--- Start of Task material ---
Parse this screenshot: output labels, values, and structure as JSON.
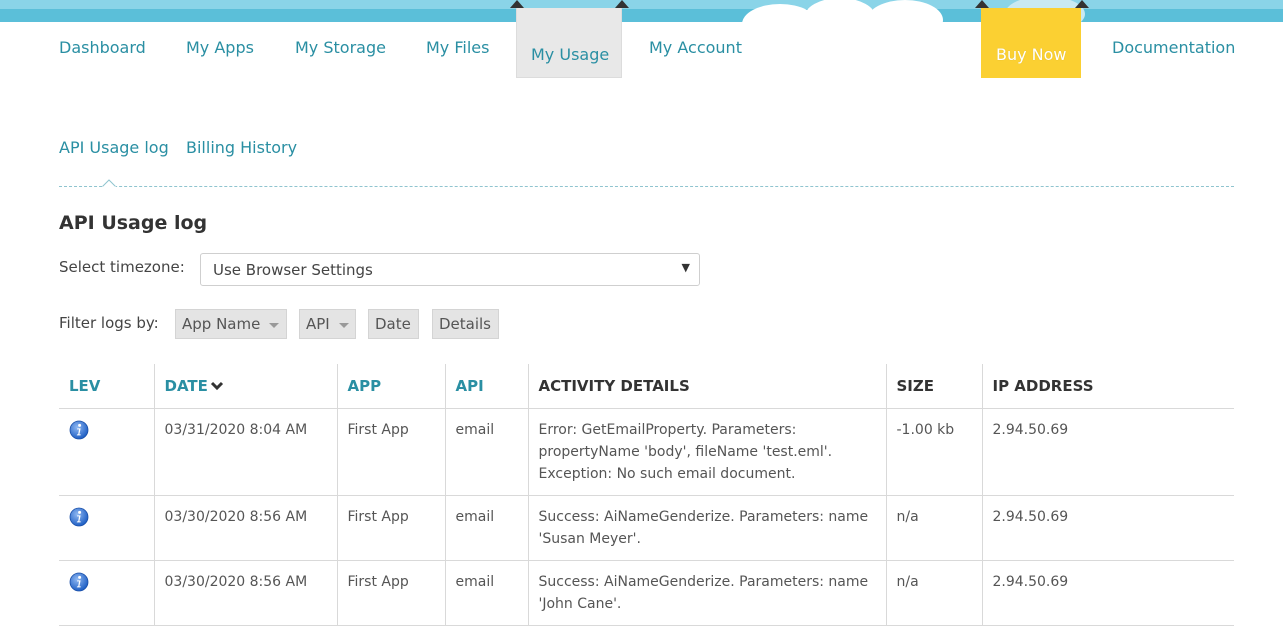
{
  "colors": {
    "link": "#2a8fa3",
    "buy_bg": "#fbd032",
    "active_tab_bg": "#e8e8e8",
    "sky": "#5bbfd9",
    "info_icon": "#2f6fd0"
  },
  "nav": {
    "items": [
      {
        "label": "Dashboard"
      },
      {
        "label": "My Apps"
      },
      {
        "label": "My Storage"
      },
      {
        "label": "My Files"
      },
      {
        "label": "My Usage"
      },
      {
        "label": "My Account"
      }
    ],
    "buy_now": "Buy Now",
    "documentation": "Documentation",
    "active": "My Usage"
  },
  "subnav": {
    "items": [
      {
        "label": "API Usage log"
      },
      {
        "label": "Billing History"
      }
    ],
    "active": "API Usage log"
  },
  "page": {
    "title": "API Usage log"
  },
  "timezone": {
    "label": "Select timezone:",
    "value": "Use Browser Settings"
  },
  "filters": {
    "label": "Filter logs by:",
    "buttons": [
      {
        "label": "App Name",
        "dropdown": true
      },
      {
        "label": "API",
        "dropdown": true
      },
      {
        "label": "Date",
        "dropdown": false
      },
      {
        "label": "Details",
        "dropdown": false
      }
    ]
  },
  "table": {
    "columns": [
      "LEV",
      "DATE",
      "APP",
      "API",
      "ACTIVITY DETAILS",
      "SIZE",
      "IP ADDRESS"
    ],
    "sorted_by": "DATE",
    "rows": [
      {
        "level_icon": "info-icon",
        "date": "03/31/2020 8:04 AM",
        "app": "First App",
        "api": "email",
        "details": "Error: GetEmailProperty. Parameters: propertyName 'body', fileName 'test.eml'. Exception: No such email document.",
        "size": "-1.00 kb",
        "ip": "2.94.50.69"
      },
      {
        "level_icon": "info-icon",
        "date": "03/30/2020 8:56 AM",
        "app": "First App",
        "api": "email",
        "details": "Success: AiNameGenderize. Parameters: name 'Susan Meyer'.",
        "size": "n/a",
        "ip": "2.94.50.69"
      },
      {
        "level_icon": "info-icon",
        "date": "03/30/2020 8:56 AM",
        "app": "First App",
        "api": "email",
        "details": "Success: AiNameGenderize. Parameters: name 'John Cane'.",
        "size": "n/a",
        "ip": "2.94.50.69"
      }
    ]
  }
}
--- End of Task material ---
[Exercise prompt]: Repeat the material exactly as it reads, without any of its pictures.

[Solution to the exercise]:
Parse this screenshot: output labels, values, and structure as JSON.
{
  "colors": {
    "link": "#2a8fa3",
    "buy_bg": "#fbd032",
    "active_tab_bg": "#e8e8e8",
    "sky": "#5bbfd9",
    "info_icon": "#2f6fd0"
  },
  "nav": {
    "items": [
      {
        "label": "Dashboard"
      },
      {
        "label": "My Apps"
      },
      {
        "label": "My Storage"
      },
      {
        "label": "My Files"
      },
      {
        "label": "My Usage"
      },
      {
        "label": "My Account"
      }
    ],
    "buy_now": "Buy Now",
    "documentation": "Documentation",
    "active": "My Usage"
  },
  "subnav": {
    "items": [
      {
        "label": "API Usage log"
      },
      {
        "label": "Billing History"
      }
    ],
    "active": "API Usage log"
  },
  "page": {
    "title": "API Usage log"
  },
  "timezone": {
    "label": "Select timezone:",
    "value": "Use Browser Settings"
  },
  "filters": {
    "label": "Filter logs by:",
    "buttons": [
      {
        "label": "App Name",
        "dropdown": true
      },
      {
        "label": "API",
        "dropdown": true
      },
      {
        "label": "Date",
        "dropdown": false
      },
      {
        "label": "Details",
        "dropdown": false
      }
    ]
  },
  "table": {
    "columns": [
      "LEV",
      "DATE",
      "APP",
      "API",
      "ACTIVITY DETAILS",
      "SIZE",
      "IP ADDRESS"
    ],
    "sorted_by": "DATE",
    "rows": [
      {
        "level_icon": "info-icon",
        "date": "03/31/2020 8:04 AM",
        "app": "First App",
        "api": "email",
        "details": "Error: GetEmailProperty. Parameters: propertyName 'body', fileName 'test.eml'. Exception: No such email document.",
        "size": "-1.00 kb",
        "ip": "2.94.50.69"
      },
      {
        "level_icon": "info-icon",
        "date": "03/30/2020 8:56 AM",
        "app": "First App",
        "api": "email",
        "details": "Success: AiNameGenderize. Parameters: name 'Susan Meyer'.",
        "size": "n/a",
        "ip": "2.94.50.69"
      },
      {
        "level_icon": "info-icon",
        "date": "03/30/2020 8:56 AM",
        "app": "First App",
        "api": "email",
        "details": "Success: AiNameGenderize. Parameters: name 'John Cane'.",
        "size": "n/a",
        "ip": "2.94.50.69"
      }
    ]
  }
}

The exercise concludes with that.